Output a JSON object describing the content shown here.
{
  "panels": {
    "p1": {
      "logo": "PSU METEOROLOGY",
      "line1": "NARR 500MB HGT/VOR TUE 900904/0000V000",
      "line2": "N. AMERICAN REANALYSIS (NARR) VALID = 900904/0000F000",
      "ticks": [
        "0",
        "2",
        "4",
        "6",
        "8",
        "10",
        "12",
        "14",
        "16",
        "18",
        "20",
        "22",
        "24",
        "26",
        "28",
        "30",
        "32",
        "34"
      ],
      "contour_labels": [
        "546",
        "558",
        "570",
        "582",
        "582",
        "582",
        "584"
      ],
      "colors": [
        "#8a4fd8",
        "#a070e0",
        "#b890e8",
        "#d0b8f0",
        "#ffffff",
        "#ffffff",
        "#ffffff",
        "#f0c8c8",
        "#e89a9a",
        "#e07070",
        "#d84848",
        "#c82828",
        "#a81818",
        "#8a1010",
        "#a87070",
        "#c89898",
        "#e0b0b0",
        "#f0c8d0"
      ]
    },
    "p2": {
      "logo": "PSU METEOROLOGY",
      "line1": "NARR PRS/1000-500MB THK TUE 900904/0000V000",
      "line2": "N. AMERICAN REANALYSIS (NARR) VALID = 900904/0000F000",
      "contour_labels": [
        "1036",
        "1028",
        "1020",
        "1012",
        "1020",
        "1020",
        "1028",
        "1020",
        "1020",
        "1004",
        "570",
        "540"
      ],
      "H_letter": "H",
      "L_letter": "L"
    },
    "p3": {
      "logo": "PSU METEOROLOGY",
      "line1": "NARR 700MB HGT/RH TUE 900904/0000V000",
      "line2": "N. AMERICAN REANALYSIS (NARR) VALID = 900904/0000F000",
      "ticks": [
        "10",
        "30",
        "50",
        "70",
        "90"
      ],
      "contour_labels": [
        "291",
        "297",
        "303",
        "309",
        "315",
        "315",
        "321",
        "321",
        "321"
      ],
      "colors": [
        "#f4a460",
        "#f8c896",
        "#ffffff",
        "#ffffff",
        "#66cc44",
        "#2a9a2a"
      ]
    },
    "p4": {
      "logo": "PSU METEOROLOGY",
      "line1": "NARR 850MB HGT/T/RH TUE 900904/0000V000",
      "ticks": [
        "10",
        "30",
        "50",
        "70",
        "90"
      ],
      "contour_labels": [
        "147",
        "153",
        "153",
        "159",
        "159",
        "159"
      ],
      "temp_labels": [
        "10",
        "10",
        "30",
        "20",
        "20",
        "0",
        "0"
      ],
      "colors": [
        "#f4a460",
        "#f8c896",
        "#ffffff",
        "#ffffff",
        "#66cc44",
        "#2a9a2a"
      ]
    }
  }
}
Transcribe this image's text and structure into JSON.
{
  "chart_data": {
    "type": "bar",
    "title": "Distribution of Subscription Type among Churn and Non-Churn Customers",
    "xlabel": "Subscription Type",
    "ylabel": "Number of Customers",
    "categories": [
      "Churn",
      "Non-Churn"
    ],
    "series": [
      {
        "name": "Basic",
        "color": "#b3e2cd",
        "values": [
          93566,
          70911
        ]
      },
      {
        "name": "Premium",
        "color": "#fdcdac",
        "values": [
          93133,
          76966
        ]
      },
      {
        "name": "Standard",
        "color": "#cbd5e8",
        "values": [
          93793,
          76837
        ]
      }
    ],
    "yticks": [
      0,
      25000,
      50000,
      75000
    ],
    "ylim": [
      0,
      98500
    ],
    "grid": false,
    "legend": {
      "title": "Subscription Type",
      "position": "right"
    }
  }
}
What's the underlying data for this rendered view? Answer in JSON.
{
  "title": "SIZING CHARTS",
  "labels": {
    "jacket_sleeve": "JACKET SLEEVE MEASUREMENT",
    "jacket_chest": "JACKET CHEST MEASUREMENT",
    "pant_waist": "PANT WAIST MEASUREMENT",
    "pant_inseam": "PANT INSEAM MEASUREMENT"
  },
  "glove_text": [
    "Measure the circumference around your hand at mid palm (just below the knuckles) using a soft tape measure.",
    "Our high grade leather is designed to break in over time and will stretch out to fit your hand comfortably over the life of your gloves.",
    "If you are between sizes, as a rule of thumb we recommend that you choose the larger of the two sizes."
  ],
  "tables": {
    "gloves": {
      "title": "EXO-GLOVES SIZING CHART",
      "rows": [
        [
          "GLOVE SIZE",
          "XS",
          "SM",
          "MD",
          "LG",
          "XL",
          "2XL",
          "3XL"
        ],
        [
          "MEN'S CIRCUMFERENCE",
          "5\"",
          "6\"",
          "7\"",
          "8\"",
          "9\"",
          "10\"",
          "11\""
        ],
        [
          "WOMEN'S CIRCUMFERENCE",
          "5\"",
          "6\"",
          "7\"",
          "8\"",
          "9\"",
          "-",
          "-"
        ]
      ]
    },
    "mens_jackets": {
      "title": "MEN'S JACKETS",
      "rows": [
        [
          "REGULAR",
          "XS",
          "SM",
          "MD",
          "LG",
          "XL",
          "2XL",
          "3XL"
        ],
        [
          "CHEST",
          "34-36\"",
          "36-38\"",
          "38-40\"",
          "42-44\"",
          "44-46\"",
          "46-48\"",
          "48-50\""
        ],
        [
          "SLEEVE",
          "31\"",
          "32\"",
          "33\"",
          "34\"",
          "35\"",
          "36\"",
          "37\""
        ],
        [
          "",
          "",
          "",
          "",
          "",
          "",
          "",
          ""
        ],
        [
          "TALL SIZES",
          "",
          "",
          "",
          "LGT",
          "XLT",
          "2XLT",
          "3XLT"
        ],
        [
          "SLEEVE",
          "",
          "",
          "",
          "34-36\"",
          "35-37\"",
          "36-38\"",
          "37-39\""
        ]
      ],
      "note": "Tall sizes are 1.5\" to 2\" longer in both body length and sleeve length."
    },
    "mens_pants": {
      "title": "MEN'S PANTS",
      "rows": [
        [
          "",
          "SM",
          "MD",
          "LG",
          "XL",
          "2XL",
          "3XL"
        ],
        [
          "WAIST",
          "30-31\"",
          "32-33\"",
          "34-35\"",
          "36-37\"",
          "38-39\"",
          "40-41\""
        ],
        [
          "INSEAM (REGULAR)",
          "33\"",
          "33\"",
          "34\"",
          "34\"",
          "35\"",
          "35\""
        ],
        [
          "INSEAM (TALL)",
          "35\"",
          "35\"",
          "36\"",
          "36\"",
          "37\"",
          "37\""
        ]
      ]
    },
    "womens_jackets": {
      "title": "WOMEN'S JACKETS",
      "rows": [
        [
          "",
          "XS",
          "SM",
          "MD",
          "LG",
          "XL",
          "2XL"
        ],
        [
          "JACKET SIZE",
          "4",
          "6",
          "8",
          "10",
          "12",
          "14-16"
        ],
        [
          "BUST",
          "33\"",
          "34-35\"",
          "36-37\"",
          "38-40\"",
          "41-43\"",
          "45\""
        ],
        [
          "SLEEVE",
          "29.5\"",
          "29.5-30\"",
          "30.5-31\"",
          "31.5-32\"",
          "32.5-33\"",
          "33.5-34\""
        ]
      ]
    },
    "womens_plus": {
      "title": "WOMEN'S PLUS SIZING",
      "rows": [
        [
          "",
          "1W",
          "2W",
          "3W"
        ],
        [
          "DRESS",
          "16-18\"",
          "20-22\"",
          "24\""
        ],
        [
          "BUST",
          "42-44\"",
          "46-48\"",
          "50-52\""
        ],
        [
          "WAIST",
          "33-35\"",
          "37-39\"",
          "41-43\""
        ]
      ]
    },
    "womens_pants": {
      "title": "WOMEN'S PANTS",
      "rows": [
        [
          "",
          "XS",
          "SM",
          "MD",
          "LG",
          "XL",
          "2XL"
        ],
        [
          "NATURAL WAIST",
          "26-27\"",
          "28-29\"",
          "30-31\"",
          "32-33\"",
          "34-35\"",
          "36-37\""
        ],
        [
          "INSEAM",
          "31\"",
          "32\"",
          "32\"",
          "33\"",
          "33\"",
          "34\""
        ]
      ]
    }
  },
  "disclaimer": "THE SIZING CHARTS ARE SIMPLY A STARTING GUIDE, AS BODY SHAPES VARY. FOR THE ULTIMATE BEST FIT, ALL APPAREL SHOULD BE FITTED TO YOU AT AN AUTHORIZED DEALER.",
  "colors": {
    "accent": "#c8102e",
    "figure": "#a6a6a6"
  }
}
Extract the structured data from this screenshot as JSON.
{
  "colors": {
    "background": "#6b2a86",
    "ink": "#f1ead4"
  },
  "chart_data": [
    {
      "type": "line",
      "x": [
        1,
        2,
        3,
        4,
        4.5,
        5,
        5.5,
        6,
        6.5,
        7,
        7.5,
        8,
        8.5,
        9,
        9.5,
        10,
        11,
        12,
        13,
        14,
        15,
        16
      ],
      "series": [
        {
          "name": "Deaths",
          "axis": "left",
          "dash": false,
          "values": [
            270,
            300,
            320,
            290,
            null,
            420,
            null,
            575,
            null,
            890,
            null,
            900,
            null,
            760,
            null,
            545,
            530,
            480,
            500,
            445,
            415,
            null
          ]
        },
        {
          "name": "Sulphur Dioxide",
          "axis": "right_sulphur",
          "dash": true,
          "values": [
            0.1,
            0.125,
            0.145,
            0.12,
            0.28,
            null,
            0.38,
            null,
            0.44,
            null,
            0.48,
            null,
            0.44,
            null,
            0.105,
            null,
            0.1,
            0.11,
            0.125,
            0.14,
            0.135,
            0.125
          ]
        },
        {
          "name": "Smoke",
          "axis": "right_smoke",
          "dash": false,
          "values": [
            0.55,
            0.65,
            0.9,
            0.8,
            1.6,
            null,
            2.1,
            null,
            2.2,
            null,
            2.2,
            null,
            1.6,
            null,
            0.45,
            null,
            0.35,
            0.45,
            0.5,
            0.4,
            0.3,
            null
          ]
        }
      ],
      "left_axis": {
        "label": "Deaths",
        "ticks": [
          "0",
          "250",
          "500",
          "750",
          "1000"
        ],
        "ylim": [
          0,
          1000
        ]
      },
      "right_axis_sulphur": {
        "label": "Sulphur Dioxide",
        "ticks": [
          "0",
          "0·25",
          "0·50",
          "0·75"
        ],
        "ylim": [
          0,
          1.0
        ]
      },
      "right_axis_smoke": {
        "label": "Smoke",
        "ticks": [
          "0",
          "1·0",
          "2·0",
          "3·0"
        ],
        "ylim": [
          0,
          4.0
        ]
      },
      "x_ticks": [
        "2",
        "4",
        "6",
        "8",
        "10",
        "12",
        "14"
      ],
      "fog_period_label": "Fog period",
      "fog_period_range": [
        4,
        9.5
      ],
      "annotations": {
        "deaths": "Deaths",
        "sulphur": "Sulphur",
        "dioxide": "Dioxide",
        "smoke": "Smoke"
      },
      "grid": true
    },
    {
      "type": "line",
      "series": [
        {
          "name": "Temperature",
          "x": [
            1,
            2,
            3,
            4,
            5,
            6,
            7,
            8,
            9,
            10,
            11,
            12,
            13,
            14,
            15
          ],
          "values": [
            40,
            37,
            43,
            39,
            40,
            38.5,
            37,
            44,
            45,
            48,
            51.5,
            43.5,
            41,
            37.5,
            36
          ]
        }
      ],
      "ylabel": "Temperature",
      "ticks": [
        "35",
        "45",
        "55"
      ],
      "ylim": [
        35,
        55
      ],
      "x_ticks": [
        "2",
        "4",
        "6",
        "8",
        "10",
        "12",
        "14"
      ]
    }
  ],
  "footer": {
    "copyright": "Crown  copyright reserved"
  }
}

========

STATED TASK:
Lines containing the word "MEASUREMENT" must all be returned from the material above.

FULL SOLUTION:
    "jacket_sleeve": "JACKET SLEEVE MEASUREMENT",
    "jacket_chest": "JACKET CHEST MEASUREMENT",
    "pant_waist": "PANT WAIST MEASUREMENT",
    "pant_inseam": "PANT INSEAM MEASUREMENT"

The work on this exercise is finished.